● **WHAT YOU HAVE TO DO**: Drop every picture, then transcribe the remaining data exactly.

● **EXERCISE DATA**:
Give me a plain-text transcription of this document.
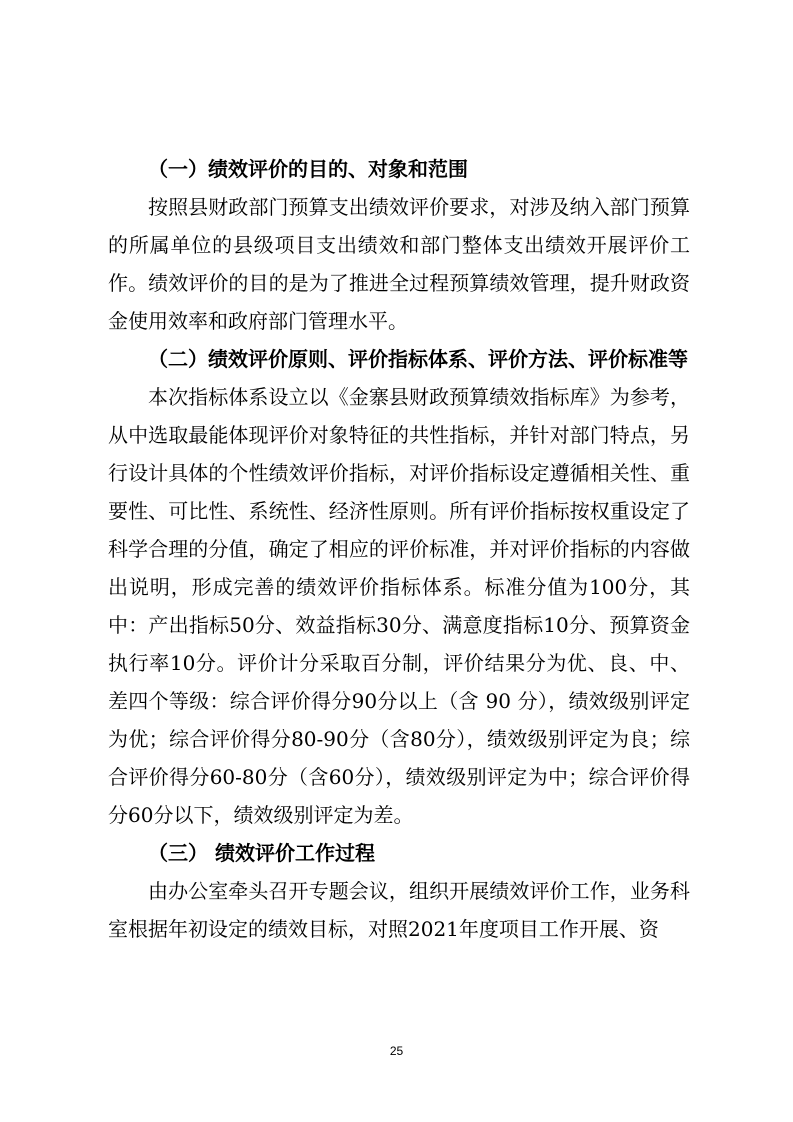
（一）绩效评价的目的、对象和范围

按照县财政部门预算支出绩效评价要求，对涉及纳入部门预算的所属单位的县级项目支出绩效和部门整体支出绩效开展评价工作。绩效评价的目的是为了推进全过程预算绩效管理，提升财政资金使用效率和政府部门管理水平。

（二）绩效评价原则、评价指标体系、评价方法、评价标准等

本次指标体系设立以《金寨县财政预算绩效指标库》为参考，从中选取最能体现评价对象特征的共性指标，并针对部门特点，另行设计具体的个性绩效评价指标，对评价指标设定遵循相关性、重要性、可比性、系统性、经济性原则。所有评价指标按权重设定了科学合理的分值，确定了相应的评价标准，并对评价指标的内容做出说明，形成完善的绩效评价指标体系。标准分值为100分，其中：产出指标50分、效益指标30分、满意度指标10分、预算资金执行率10分。评价计分采取百分制，评价结果分为优、良、中、差四个等级：综合评价得分90分以上（含 90 分），绩效级别评定为优；综合评价得分80-90分（含80分），绩效级别评定为良；综合评价得分60-80分（含60分），绩效级别评定为中；综合评价得分60分以下，绩效级别评定为差。

（三） 绩效评价工作过程

由办公室牵头召开专题会议，组织开展绩效评价工作，业务科室根据年初设定的绩效目标，对照2021年度项目工作开展、资

25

● **THE ANSWER**:
Give me a plain-text transcription of this document.
（一）绩效评价的目的、对象和范围

按照县财政部门预算支出绩效评价要求，对涉及纳入部门预算的所属单位的县级项目支出绩效和部门整体支出绩效开展评价工作。绩效评价的目的是为了推进全过程预算绩效管理，提升财政资金使用效率和政府部门管理水平。

（二）绩效评价原则、评价指标体系、评价方法、评价标准等

本次指标体系设立以《金寨县财政预算绩效指标库》为参考，从中选取最能体现评价对象特征的共性指标，并针对部门特点，另行设计具体的个性绩效评价指标，对评价指标设定遵循相关性、重要性、可比性、系统性、经济性原则。所有评价指标按权重设定了科学合理的分值，确定了相应的评价标准，并对评价指标的内容做出说明，形成完善的绩效评价指标体系。标准分值为100分，其中：产出指标50分、效益指标30分、满意度指标10分、预算资金执行率10分。评价计分采取百分制，评价结果分为优、良、中、差四个等级：综合评价得分90分以上（含 90 分），绩效级别评定为优；综合评价得分80-90分（含80分），绩效级别评定为良；综合评价得分60-80分（含60分），绩效级别评定为中；综合评价得分60分以下，绩效级别评定为差。

（三） 绩效评价工作过程

由办公室牵头召开专题会议，组织开展绩效评价工作，业务科室根据年初设定的绩效目标，对照2021年度项目工作开展、资

25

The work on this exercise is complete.